(Dataset items)
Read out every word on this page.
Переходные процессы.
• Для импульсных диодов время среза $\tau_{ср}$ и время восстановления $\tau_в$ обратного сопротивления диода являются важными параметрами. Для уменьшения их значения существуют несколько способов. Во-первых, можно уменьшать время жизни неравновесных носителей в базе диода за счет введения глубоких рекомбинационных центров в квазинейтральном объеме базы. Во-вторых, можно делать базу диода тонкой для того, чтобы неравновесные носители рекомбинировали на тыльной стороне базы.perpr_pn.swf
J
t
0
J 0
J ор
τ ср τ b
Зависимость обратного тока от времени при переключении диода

◆ **What the task asks**
In the records shown above, how many lines include the word "обратного"? Answer with the number only.

◆ **Full answer**
2